[Rows from a figure dataset]
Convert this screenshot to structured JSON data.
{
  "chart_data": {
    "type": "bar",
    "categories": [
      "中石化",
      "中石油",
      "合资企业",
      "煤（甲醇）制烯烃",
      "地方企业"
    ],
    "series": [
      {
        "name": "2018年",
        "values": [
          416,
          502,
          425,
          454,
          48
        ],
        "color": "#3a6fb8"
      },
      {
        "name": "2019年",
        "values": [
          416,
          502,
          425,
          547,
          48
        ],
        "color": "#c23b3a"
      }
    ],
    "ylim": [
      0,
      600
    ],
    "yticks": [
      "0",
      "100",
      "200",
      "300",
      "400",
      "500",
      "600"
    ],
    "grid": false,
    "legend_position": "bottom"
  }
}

[Stated task]: Return every record above exactly as it appears.

[Completed task]:
Convert this screenshot to structured JSON data.
{
  "chart_data": {
    "type": "bar",
    "categories": [
      "中石化",
      "中石油",
      "合资企业",
      "煤（甲醇）制烯烃",
      "地方企业"
    ],
    "series": [
      {
        "name": "2018年",
        "values": [
          416,
          502,
          425,
          454,
          48
        ],
        "color": "#3a6fb8"
      },
      {
        "name": "2019年",
        "values": [
          416,
          502,
          425,
          547,
          48
        ],
        "color": "#c23b3a"
      }
    ],
    "ylim": [
      0,
      600
    ],
    "yticks": [
      "0",
      "100",
      "200",
      "300",
      "400",
      "500",
      "600"
    ],
    "grid": false,
    "legend_position": "bottom"
  }
}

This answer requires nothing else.